• _Exercise directions_
Would you write out the listing verbatim and skip every picture in it?

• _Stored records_
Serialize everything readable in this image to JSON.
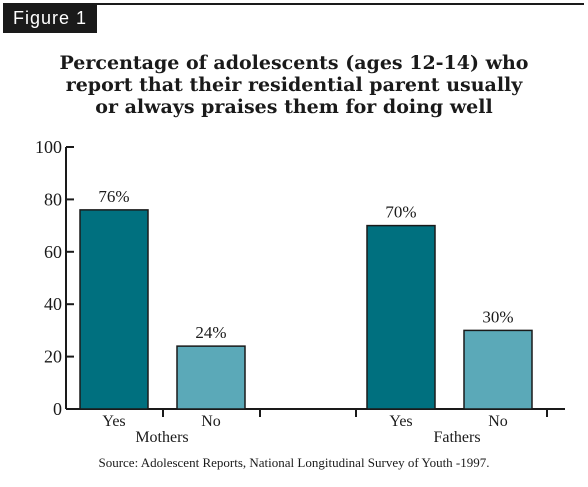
{
  "figure_label": "Figure 1",
  "source": "Source: Adolescent Reports, National Longitudinal Survey of Youth -1997.",
  "colors": {
    "yes": "#00707f",
    "no": "#5ba9b8",
    "ink": "#1a1a1a"
  },
  "chart_data": {
    "type": "bar",
    "title_lines": [
      "Percentage of adolescents (ages 12-14) who",
      "report that their residential parent usually",
      "or always praises them for doing well"
    ],
    "groups": [
      "Mothers",
      "Fathers"
    ],
    "categories": [
      "Yes",
      "No"
    ],
    "series": [
      {
        "group": "Mothers",
        "values": [
          76,
          24
        ],
        "labels": [
          "76%",
          "24%"
        ]
      },
      {
        "group": "Fathers",
        "values": [
          70,
          30
        ],
        "labels": [
          "70%",
          "30%"
        ]
      }
    ],
    "yticks": [
      0,
      20,
      40,
      60,
      80,
      100
    ],
    "ylim": [
      0,
      100
    ],
    "xlabel": "",
    "ylabel": "",
    "grid": false
  }
}
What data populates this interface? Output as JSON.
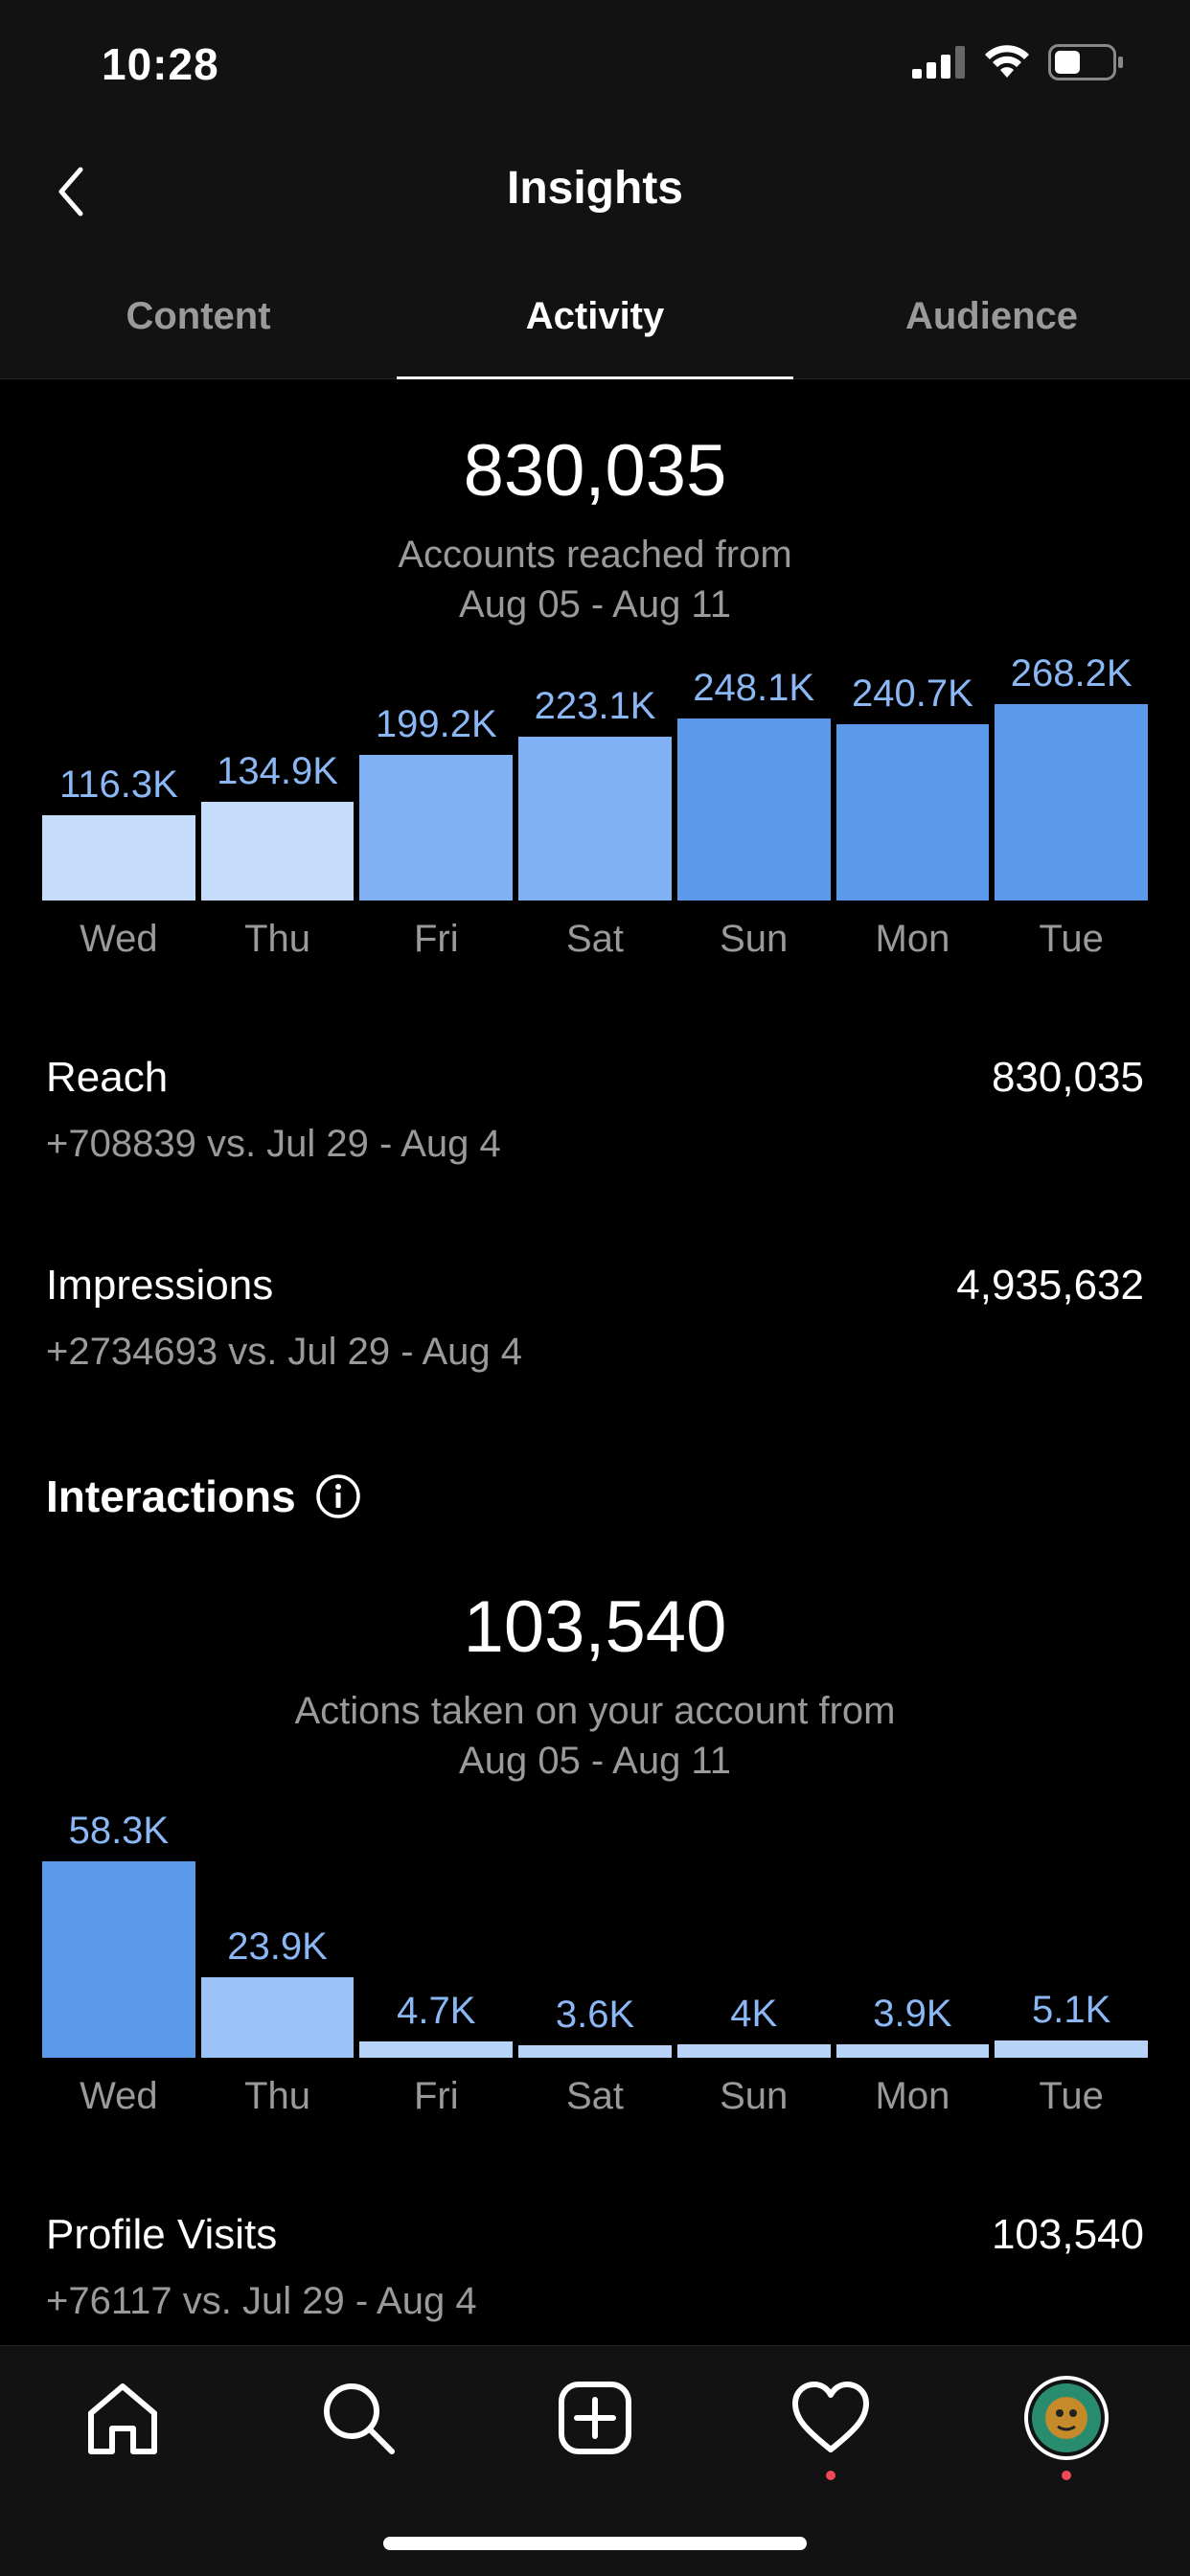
{
  "status_bar": {
    "time": "10:28"
  },
  "header": {
    "title": "Insights"
  },
  "tabs": [
    {
      "label": "Content",
      "active": false
    },
    {
      "label": "Activity",
      "active": true
    },
    {
      "label": "Audience",
      "active": false
    }
  ],
  "reach_summary": {
    "total": "830,035",
    "caption_line1": "Accounts reached from",
    "caption_line2": "Aug 05 - Aug 11"
  },
  "metrics": {
    "reach": {
      "name": "Reach",
      "value": "830,035",
      "compare": "+708839 vs. Jul 29 - Aug 4"
    },
    "impressions": {
      "name": "Impressions",
      "value": "4,935,632",
      "compare": "+2734693 vs. Jul 29 - Aug 4"
    },
    "profile_visits": {
      "name": "Profile Visits",
      "value": "103,540",
      "compare": "+76117 vs. Jul 29 - Aug 4"
    }
  },
  "interactions": {
    "section_title": "Interactions",
    "total": "103,540",
    "caption_line1": "Actions taken on your account from",
    "caption_line2": "Aug 05 - Aug 11"
  },
  "chart_data": [
    {
      "type": "bar",
      "categories": [
        "Wed",
        "Thu",
        "Fri",
        "Sat",
        "Sun",
        "Mon",
        "Tue"
      ],
      "values": [
        116300,
        134900,
        199200,
        223100,
        248100,
        240700,
        268200
      ],
      "value_labels": [
        "116.3K",
        "134.9K",
        "199.2K",
        "223.1K",
        "248.1K",
        "240.7K",
        "268.2K"
      ],
      "title": "",
      "xlabel": "",
      "ylabel": "",
      "ylim": [
        0,
        268200
      ],
      "grid": false,
      "colors": [
        "#c5dcfb",
        "#c5dcfb",
        "#7fb1f4",
        "#7fb1f4",
        "#5b99ea",
        "#5b99ea",
        "#5b99ea"
      ]
    },
    {
      "type": "bar",
      "categories": [
        "Wed",
        "Thu",
        "Fri",
        "Sat",
        "Sun",
        "Mon",
        "Tue"
      ],
      "values": [
        58300,
        23900,
        4700,
        3600,
        4000,
        3900,
        5100
      ],
      "value_labels": [
        "58.3K",
        "23.9K",
        "4.7K",
        "3.6K",
        "4K",
        "3.9K",
        "5.1K"
      ],
      "title": "",
      "xlabel": "",
      "ylabel": "",
      "ylim": [
        0,
        58300
      ],
      "grid": false,
      "colors": [
        "#5b99ea",
        "#9cc3f7",
        "#b8d3f8",
        "#b8d3f8",
        "#b8d3f8",
        "#b8d3f8",
        "#b8d3f8"
      ]
    }
  ],
  "bottom_nav": [
    {
      "icon": "home-icon"
    },
    {
      "icon": "search-icon"
    },
    {
      "icon": "add-post-icon"
    },
    {
      "icon": "heart-icon"
    },
    {
      "icon": "profile-avatar"
    }
  ]
}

• _Answer for the task_
Serialize everything readable in this image to JSON.
{
  "figure_label": "Figure 1",
  "source": "Source: Adolescent Reports, National Longitudinal Survey of Youth -1997.",
  "colors": {
    "yes": "#00707f",
    "no": "#5ba9b8",
    "ink": "#1a1a1a"
  },
  "chart_data": {
    "type": "bar",
    "title_lines": [
      "Percentage of adolescents (ages 12-14) who",
      "report that their residential parent usually",
      "or always praises them for doing well"
    ],
    "groups": [
      "Mothers",
      "Fathers"
    ],
    "categories": [
      "Yes",
      "No"
    ],
    "series": [
      {
        "group": "Mothers",
        "values": [
          76,
          24
        ],
        "labels": [
          "76%",
          "24%"
        ]
      },
      {
        "group": "Fathers",
        "values": [
          70,
          30
        ],
        "labels": [
          "70%",
          "30%"
        ]
      }
    ],
    "yticks": [
      0,
      20,
      40,
      60,
      80,
      100
    ],
    "ylim": [
      0,
      100
    ],
    "xlabel": "",
    "ylabel": "",
    "grid": false
  }
}
What data populates this interface? Output as JSON.
{
  "status_bar": {
    "time": "10:28"
  },
  "header": {
    "title": "Insights"
  },
  "tabs": [
    {
      "label": "Content",
      "active": false
    },
    {
      "label": "Activity",
      "active": true
    },
    {
      "label": "Audience",
      "active": false
    }
  ],
  "reach_summary": {
    "total": "830,035",
    "caption_line1": "Accounts reached from",
    "caption_line2": "Aug 05 - Aug 11"
  },
  "metrics": {
    "reach": {
      "name": "Reach",
      "value": "830,035",
      "compare": "+708839 vs. Jul 29 - Aug 4"
    },
    "impressions": {
      "name": "Impressions",
      "value": "4,935,632",
      "compare": "+2734693 vs. Jul 29 - Aug 4"
    },
    "profile_visits": {
      "name": "Profile Visits",
      "value": "103,540",
      "compare": "+76117 vs. Jul 29 - Aug 4"
    }
  },
  "interactions": {
    "section_title": "Interactions",
    "total": "103,540",
    "caption_line1": "Actions taken on your account from",
    "caption_line2": "Aug 05 - Aug 11"
  },
  "chart_data": [
    {
      "type": "bar",
      "categories": [
        "Wed",
        "Thu",
        "Fri",
        "Sat",
        "Sun",
        "Mon",
        "Tue"
      ],
      "values": [
        116300,
        134900,
        199200,
        223100,
        248100,
        240700,
        268200
      ],
      "value_labels": [
        "116.3K",
        "134.9K",
        "199.2K",
        "223.1K",
        "248.1K",
        "240.7K",
        "268.2K"
      ],
      "title": "",
      "xlabel": "",
      "ylabel": "",
      "ylim": [
        0,
        268200
      ],
      "grid": false,
      "colors": [
        "#c5dcfb",
        "#c5dcfb",
        "#7fb1f4",
        "#7fb1f4",
        "#5b99ea",
        "#5b99ea",
        "#5b99ea"
      ]
    },
    {
      "type": "bar",
      "categories": [
        "Wed",
        "Thu",
        "Fri",
        "Sat",
        "Sun",
        "Mon",
        "Tue"
      ],
      "values": [
        58300,
        23900,
        4700,
        3600,
        4000,
        3900,
        5100
      ],
      "value_labels": [
        "58.3K",
        "23.9K",
        "4.7K",
        "3.6K",
        "4K",
        "3.9K",
        "5.1K"
      ],
      "title": "",
      "xlabel": "",
      "ylabel": "",
      "ylim": [
        0,
        58300
      ],
      "grid": false,
      "colors": [
        "#5b99ea",
        "#9cc3f7",
        "#b8d3f8",
        "#b8d3f8",
        "#b8d3f8",
        "#b8d3f8",
        "#b8d3f8"
      ]
    }
  ],
  "bottom_nav": [
    {
      "icon": "home-icon"
    },
    {
      "icon": "search-icon"
    },
    {
      "icon": "add-post-icon"
    },
    {
      "icon": "heart-icon"
    },
    {
      "icon": "profile-avatar"
    }
  ]
}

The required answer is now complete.